Instructions to follow
Make an exact transcription of the material, leaving out all images.

Materials provided

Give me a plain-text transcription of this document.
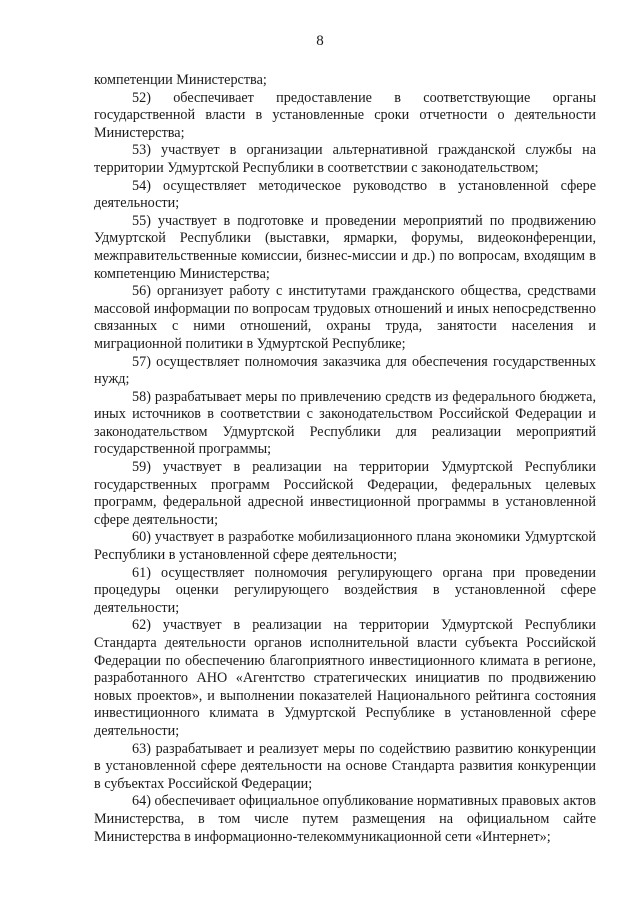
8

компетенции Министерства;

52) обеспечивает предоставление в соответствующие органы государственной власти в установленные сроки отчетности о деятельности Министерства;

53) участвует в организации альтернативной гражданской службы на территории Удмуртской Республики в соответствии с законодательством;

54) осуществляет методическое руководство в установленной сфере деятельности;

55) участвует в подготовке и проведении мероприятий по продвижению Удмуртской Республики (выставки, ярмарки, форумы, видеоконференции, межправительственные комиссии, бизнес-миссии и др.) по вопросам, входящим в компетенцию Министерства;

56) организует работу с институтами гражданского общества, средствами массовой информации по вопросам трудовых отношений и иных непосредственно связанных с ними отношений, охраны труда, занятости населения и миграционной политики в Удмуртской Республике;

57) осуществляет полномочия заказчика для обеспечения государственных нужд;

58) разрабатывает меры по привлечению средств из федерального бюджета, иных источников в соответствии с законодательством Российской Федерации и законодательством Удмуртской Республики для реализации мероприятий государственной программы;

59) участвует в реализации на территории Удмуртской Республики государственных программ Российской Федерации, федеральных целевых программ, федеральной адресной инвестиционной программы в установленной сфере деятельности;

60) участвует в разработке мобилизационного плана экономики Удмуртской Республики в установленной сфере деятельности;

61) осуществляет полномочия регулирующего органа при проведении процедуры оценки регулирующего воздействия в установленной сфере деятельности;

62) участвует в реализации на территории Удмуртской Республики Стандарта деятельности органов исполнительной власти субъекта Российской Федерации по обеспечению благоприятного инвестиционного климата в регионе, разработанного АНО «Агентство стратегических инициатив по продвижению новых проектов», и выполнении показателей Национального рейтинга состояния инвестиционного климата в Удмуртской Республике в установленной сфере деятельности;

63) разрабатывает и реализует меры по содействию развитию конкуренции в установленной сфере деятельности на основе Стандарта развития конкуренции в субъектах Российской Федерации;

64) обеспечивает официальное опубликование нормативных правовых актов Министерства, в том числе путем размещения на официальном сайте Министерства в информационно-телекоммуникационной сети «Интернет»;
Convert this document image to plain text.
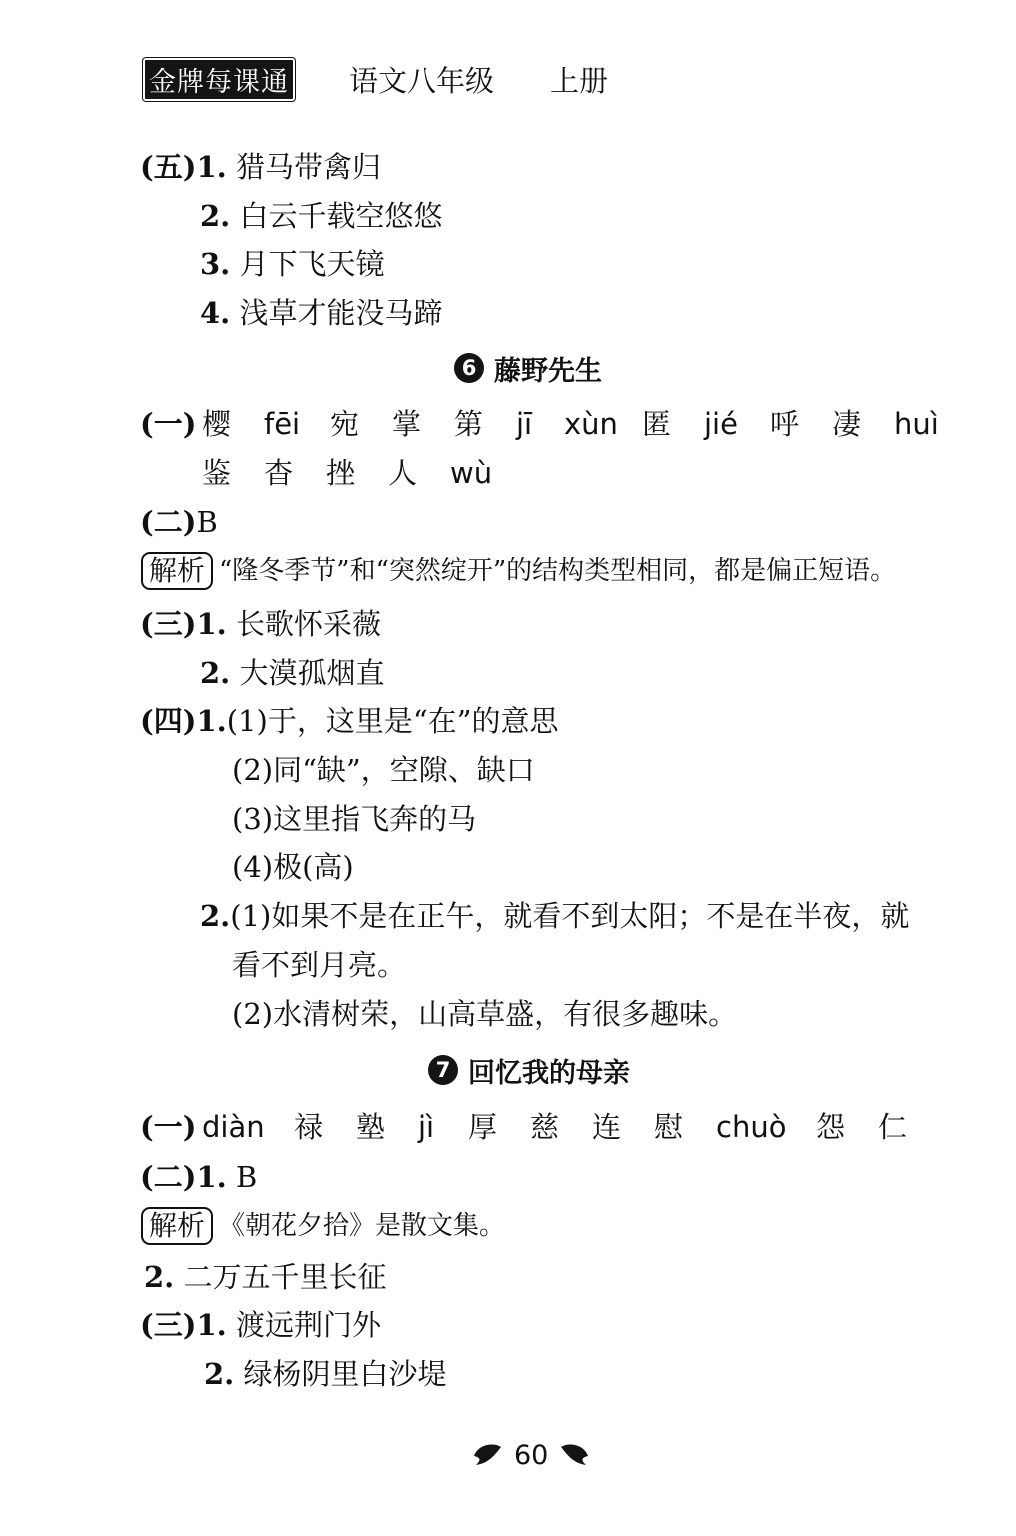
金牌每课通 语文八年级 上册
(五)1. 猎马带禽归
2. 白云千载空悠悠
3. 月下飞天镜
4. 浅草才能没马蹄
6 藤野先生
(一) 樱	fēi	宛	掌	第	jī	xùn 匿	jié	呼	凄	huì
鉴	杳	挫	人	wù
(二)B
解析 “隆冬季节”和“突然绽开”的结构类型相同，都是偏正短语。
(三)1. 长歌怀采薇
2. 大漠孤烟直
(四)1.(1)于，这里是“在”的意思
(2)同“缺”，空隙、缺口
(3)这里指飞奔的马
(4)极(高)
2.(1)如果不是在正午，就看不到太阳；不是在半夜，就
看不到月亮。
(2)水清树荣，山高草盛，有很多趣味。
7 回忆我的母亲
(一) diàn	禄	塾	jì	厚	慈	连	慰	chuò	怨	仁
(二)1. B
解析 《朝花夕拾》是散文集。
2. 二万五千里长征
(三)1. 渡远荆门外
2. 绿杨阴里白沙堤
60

Result of this exercise
Give me a plain-text transcription of this document.
8

компетенции Министерства;

52) обеспечивает предоставление в соответствующие органы государственной власти в установленные сроки отчетности о деятельности Министерства;

53) участвует в организации альтернативной гражданской службы на территории Удмуртской Республики в соответствии с законодательством;

54) осуществляет методическое руководство в установленной сфере деятельности;

55) участвует в подготовке и проведении мероприятий по продвижению Удмуртской Республики (выставки, ярмарки, форумы, видеоконференции, межправительственные комиссии, бизнес-миссии и др.) по вопросам, входящим в компетенцию Министерства;

56) организует работу с институтами гражданского общества, средствами массовой информации по вопросам трудовых отношений и иных непосредственно связанных с ними отношений, охраны труда, занятости населения и миграционной политики в Удмуртской Республике;

57) осуществляет полномочия заказчика для обеспечения государственных нужд;

58) разрабатывает меры по привлечению средств из федерального бюджета, иных источников в соответствии с законодательством Российской Федерации и законодательством Удмуртской Республики для реализации мероприятий государственной программы;

59) участвует в реализации на территории Удмуртской Республики государственных программ Российской Федерации, федеральных целевых программ, федеральной адресной инвестиционной программы в установленной сфере деятельности;

60) участвует в разработке мобилизационного плана экономики Удмуртской Республики в установленной сфере деятельности;

61) осуществляет полномочия регулирующего органа при проведении процедуры оценки регулирующего воздействия в установленной сфере деятельности;

62) участвует в реализации на территории Удмуртской Республики Стандарта деятельности органов исполнительной власти субъекта Российской Федерации по обеспечению благоприятного инвестиционного климата в регионе, разработанного АНО «Агентство стратегических инициатив по продвижению новых проектов», и выполнении показателей Национального рейтинга состояния инвестиционного климата в Удмуртской Республике в установленной сфере деятельности;

63) разрабатывает и реализует меры по содействию развитию конкуренции в установленной сфере деятельности на основе Стандарта развития конкуренции в субъектах Российской Федерации;

64) обеспечивает официальное опубликование нормативных правовых актов Министерства, в том числе путем размещения на официальном сайте Министерства в информационно-телекоммуникационной сети «Интернет»;
Convert this document image to plain text.
金牌每课通 语文八年级 上册
(五)1. 猎马带禽归
2. 白云千载空悠悠
3. 月下飞天镜
4. 浅草才能没马蹄
6 藤野先生
(一) 樱	fēi	宛	掌	第	jī	xùn 匿	jié	呼	凄	huì
鉴	杳	挫	人	wù
(二)B
解析 “隆冬季节”和“突然绽开”的结构类型相同，都是偏正短语。
(三)1. 长歌怀采薇
2. 大漠孤烟直
(四)1.(1)于，这里是“在”的意思
(2)同“缺”，空隙、缺口
(3)这里指飞奔的马
(4)极(高)
2.(1)如果不是在正午，就看不到太阳；不是在半夜，就
看不到月亮。
(2)水清树荣，山高草盛，有很多趣味。
7 回忆我的母亲
(一) diàn	禄	塾	jì	厚	慈	连	慰	chuò	怨	仁
(二)1. B
解析 《朝花夕拾》是散文集。
2. 二万五千里长征
(三)1. 渡远荆门外
2. 绿杨阴里白沙堤
60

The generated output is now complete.